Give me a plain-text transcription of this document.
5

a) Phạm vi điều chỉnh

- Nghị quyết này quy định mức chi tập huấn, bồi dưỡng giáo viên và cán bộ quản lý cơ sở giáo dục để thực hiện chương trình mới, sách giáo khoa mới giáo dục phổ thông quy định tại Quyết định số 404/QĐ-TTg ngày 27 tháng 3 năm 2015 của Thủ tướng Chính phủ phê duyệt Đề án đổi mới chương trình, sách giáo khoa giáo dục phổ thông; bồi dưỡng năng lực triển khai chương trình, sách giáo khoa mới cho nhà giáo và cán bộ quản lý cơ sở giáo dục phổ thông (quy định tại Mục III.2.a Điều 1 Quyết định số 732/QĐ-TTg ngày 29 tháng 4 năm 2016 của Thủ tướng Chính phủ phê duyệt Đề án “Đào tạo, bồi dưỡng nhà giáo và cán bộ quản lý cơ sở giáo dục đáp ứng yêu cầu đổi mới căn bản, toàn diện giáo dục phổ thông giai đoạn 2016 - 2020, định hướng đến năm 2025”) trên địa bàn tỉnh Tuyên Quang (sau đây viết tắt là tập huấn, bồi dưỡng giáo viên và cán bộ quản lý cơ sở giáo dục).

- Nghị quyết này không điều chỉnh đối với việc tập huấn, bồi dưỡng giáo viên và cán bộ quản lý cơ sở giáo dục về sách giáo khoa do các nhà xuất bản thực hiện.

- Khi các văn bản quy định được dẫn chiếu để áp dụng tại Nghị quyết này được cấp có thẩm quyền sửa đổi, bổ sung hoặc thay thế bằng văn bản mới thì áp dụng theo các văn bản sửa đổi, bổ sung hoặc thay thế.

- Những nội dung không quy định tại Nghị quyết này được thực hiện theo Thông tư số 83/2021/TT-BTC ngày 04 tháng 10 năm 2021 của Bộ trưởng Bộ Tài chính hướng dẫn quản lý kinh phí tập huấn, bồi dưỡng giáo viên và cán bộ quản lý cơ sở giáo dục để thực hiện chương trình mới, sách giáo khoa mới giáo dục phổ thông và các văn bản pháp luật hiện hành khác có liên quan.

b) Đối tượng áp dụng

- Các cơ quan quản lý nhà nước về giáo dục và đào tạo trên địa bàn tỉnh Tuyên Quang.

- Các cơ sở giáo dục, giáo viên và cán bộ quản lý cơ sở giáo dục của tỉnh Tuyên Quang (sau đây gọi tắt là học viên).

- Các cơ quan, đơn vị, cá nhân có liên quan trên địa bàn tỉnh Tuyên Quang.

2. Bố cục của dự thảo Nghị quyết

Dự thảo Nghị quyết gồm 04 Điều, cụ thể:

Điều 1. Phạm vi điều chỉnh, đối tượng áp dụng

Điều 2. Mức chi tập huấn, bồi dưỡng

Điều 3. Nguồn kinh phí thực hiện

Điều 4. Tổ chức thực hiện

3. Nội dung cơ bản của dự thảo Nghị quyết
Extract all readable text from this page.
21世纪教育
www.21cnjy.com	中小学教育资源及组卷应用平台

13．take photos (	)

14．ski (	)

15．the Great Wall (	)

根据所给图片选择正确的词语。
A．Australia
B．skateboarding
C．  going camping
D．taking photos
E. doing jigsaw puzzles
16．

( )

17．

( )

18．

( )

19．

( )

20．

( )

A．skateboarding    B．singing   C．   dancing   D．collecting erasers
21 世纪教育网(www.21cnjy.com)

- _Objective_:
Locate the lines above that contain "text" and copy them.

- _Output of the task_:
Give me a plain-text transcription of this document.
Extract all readable text from this page.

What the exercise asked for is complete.